| Supplied material |
'''

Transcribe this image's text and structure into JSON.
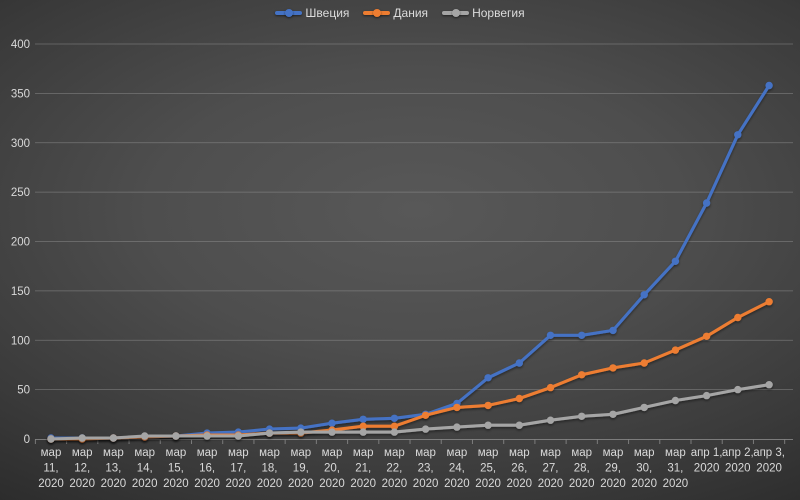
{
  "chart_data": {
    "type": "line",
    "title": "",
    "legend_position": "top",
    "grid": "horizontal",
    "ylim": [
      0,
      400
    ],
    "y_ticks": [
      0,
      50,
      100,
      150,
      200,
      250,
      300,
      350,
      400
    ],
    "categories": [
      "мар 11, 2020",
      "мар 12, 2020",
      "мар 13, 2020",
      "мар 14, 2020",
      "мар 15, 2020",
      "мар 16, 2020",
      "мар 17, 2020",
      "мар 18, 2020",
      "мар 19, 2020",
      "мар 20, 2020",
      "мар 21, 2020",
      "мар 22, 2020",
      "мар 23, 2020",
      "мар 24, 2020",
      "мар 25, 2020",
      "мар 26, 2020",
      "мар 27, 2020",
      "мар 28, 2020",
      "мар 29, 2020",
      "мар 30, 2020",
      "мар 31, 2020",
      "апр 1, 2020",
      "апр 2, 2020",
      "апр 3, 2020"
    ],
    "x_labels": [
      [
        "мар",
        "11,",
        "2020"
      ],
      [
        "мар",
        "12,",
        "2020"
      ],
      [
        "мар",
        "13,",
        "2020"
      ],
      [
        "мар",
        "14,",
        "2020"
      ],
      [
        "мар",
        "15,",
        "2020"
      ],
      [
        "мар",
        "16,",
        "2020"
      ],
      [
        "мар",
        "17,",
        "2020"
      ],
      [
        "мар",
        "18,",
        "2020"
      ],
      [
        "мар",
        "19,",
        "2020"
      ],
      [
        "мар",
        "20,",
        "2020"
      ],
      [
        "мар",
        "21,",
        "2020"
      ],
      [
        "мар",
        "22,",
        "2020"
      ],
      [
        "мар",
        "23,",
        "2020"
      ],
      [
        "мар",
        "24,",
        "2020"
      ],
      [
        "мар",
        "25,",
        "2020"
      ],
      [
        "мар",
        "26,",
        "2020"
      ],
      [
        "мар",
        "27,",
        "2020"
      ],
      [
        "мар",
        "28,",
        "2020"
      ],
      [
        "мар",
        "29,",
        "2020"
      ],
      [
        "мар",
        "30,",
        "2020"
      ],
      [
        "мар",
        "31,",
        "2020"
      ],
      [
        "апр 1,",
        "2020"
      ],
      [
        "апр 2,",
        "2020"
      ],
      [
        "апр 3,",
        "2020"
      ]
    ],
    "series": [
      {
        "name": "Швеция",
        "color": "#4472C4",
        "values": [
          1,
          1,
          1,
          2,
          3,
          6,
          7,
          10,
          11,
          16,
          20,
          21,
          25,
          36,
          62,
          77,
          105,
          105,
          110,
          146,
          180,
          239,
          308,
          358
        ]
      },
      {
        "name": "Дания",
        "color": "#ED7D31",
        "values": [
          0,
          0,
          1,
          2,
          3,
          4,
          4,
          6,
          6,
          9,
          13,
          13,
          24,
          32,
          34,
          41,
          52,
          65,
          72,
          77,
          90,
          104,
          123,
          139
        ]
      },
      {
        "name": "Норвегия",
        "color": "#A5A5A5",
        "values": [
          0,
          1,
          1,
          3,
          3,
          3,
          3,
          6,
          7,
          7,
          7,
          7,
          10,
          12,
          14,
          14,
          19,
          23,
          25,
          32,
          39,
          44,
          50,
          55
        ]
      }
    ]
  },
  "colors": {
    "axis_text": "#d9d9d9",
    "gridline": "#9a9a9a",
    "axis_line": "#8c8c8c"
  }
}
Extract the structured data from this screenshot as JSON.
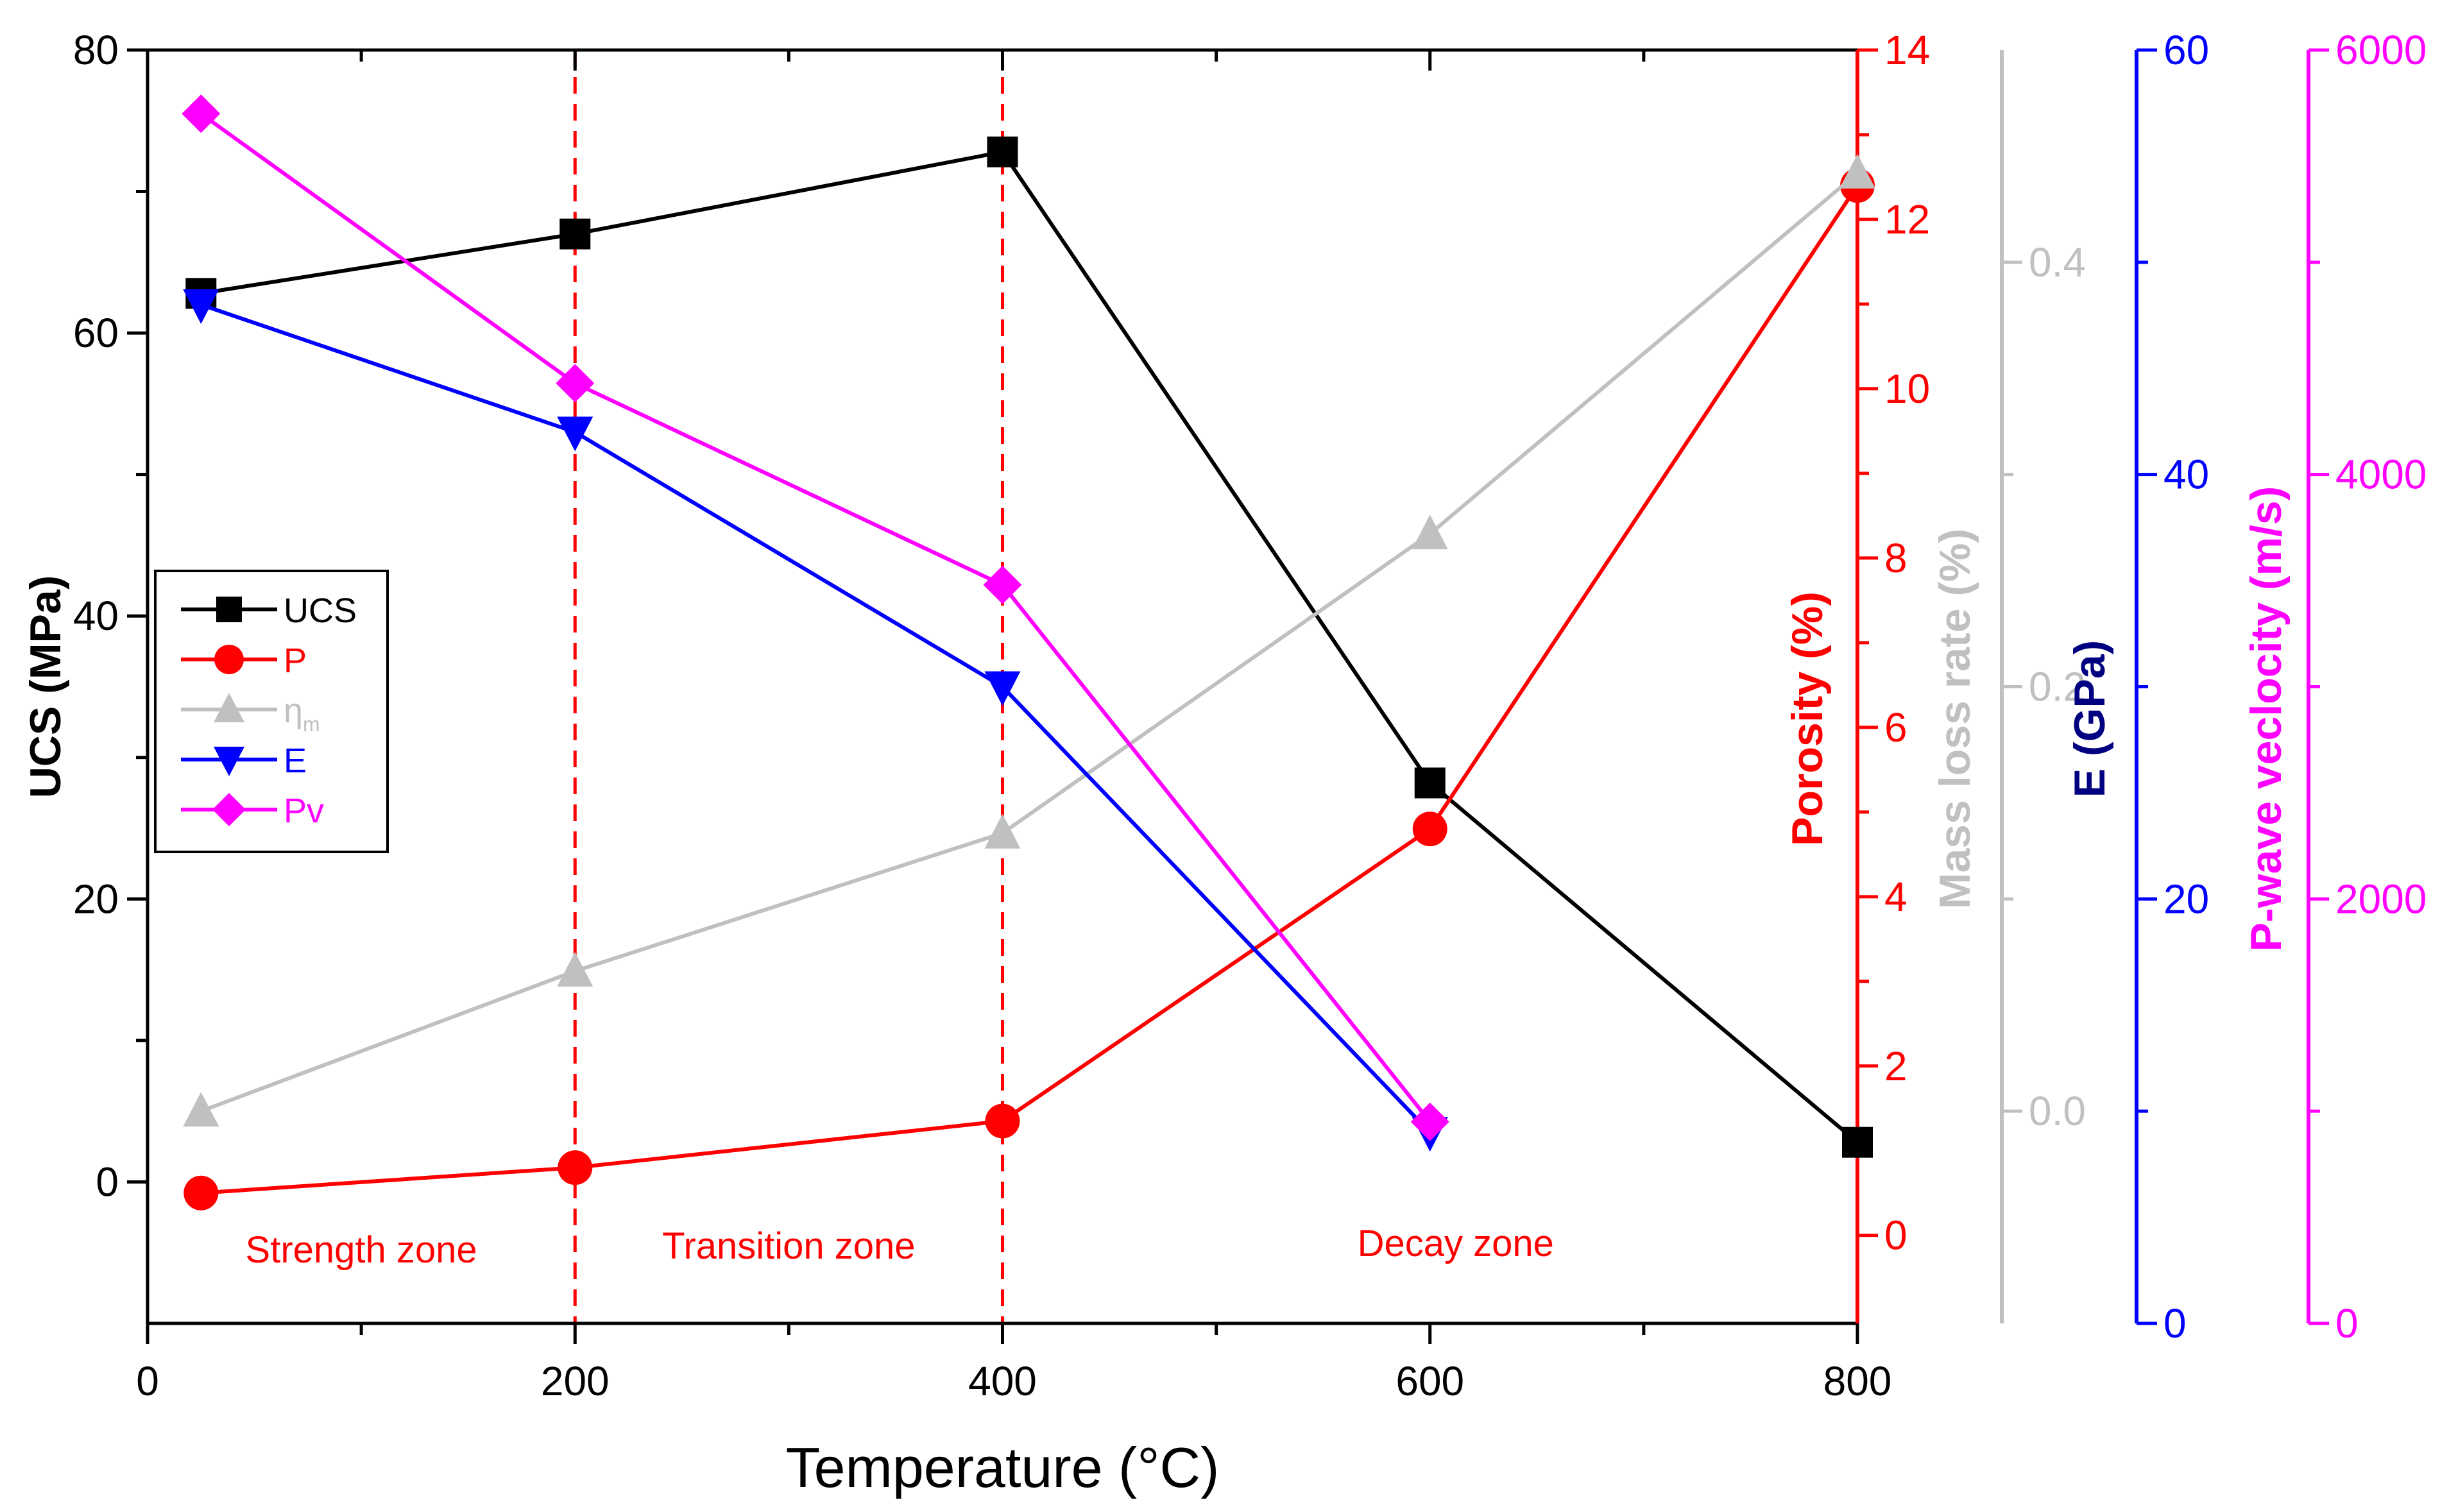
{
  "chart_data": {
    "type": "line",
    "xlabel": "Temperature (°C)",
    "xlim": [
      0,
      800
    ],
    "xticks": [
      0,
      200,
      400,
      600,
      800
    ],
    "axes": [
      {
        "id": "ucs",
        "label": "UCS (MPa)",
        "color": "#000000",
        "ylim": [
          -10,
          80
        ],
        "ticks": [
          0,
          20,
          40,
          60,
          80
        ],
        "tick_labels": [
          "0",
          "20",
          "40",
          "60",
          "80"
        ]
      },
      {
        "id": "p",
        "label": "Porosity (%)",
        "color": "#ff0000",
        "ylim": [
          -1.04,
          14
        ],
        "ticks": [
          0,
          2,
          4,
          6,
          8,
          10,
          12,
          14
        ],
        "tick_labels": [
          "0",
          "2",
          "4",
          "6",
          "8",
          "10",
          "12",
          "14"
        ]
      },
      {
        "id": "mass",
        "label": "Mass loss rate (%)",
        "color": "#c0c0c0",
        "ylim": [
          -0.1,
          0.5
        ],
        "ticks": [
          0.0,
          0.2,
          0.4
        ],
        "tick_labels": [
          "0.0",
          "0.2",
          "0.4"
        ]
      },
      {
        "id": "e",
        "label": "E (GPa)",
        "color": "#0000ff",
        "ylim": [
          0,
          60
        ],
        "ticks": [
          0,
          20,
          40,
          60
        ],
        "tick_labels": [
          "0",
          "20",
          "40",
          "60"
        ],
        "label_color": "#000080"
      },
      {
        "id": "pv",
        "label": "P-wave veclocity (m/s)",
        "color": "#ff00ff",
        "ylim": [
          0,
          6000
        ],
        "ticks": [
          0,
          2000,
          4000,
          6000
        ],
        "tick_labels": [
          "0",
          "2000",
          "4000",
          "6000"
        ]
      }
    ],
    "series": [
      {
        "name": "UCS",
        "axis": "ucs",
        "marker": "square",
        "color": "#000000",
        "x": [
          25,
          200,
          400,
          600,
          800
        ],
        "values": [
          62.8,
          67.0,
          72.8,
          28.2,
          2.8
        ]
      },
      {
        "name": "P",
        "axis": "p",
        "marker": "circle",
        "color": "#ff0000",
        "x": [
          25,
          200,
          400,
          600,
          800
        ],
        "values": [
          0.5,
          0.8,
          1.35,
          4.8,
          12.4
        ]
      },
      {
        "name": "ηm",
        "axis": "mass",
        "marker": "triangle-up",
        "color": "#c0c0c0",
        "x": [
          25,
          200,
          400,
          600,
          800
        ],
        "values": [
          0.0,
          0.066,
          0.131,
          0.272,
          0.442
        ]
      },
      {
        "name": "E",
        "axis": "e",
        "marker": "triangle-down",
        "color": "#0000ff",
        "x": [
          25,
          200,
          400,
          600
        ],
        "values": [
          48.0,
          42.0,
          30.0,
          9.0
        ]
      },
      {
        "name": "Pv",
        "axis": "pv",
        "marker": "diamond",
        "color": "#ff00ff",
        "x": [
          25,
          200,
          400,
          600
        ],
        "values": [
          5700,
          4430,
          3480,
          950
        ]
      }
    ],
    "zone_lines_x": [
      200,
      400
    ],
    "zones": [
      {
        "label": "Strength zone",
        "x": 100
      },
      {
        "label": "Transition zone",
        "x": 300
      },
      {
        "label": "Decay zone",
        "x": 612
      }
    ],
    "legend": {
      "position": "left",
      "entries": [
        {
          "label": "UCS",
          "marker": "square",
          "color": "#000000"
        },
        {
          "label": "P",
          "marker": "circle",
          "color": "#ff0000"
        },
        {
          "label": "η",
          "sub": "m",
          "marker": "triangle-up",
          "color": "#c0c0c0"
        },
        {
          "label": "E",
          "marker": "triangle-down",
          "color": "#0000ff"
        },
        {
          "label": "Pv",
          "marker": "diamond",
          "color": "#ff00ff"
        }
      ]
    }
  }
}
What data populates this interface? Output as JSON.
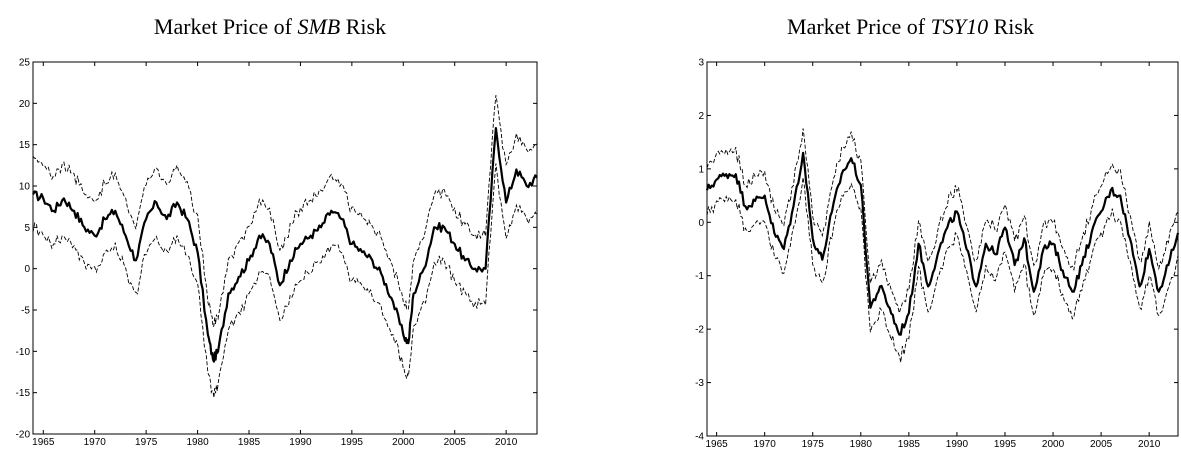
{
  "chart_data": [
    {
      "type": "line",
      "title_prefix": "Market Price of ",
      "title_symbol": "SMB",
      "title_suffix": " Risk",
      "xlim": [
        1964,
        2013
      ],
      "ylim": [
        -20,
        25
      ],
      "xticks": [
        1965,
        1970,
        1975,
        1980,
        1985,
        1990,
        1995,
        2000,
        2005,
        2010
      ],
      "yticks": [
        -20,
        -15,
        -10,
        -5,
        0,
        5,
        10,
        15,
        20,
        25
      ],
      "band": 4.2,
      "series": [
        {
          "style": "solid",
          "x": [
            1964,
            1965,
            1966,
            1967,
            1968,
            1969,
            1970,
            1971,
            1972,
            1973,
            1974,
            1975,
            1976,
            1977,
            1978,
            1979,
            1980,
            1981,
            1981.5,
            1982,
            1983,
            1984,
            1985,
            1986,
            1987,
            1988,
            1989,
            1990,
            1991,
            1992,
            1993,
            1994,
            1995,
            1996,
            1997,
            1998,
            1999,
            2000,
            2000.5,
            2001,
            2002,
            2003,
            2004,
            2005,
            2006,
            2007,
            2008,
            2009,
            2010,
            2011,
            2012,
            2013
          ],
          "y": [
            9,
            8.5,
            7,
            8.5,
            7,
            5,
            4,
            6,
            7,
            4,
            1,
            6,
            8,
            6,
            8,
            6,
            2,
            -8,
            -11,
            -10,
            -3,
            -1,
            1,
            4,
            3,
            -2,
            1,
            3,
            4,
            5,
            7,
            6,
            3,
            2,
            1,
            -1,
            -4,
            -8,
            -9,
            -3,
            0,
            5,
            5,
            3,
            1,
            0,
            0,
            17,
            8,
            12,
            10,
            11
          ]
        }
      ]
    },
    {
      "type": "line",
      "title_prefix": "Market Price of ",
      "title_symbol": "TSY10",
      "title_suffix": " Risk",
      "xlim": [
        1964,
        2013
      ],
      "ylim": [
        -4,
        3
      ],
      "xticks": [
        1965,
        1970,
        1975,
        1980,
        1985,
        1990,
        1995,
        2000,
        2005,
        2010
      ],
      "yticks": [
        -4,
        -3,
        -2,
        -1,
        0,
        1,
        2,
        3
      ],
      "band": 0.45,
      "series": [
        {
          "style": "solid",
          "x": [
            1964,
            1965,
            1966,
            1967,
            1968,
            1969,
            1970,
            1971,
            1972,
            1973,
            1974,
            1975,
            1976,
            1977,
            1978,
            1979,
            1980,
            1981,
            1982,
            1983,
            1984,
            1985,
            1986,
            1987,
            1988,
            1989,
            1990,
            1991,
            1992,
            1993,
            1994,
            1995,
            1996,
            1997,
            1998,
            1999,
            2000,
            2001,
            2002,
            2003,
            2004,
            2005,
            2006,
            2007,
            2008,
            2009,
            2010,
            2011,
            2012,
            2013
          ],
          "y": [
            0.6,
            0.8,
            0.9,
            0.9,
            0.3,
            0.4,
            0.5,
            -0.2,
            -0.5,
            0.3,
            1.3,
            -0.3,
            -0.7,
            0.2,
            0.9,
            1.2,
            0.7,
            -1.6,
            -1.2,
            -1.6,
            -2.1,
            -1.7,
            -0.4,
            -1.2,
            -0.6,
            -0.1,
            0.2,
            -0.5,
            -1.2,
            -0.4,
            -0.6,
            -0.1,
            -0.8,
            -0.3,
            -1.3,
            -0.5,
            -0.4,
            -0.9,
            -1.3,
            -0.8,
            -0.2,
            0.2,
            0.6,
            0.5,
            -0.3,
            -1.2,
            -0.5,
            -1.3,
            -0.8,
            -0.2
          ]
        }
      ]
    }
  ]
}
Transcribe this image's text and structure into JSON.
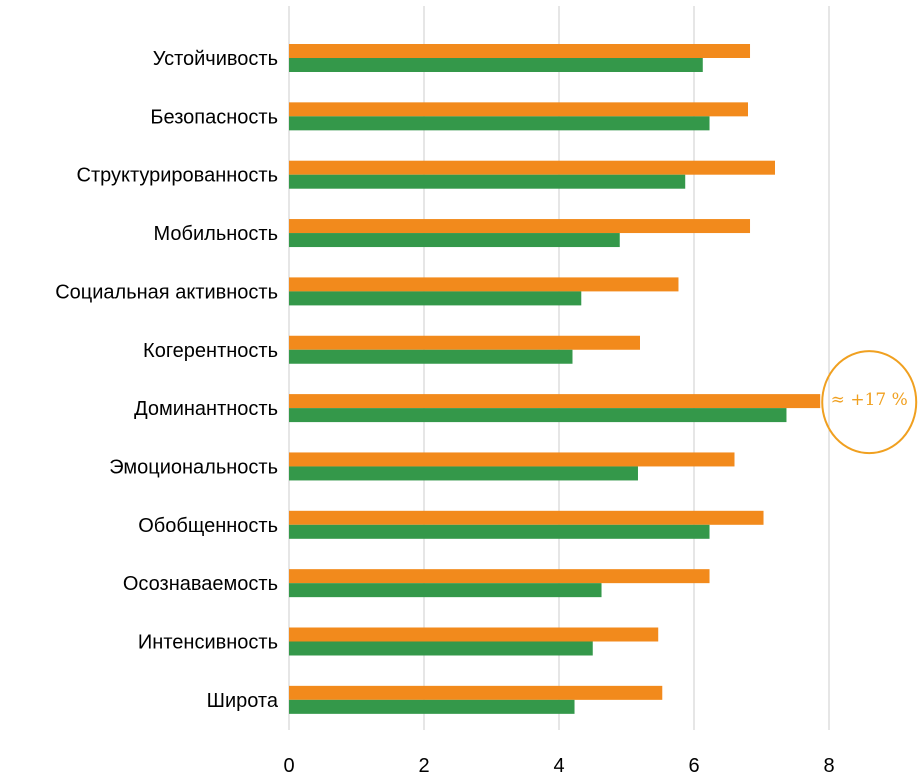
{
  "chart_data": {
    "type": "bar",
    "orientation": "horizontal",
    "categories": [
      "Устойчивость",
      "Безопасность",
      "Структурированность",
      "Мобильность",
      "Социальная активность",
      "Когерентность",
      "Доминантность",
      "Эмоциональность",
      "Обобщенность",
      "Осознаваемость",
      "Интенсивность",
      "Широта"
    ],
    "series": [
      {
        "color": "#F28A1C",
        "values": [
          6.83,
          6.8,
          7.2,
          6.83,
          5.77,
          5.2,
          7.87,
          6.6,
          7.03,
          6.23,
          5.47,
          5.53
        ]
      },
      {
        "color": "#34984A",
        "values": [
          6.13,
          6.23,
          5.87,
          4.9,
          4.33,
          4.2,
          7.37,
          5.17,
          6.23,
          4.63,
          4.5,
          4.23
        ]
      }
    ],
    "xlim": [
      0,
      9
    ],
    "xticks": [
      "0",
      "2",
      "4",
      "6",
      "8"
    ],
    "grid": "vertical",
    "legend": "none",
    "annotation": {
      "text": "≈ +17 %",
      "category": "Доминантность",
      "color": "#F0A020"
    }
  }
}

'''

| The exercise |
Go through the entries above and count the lines containing the word "down"; give only that count.

| In response |
2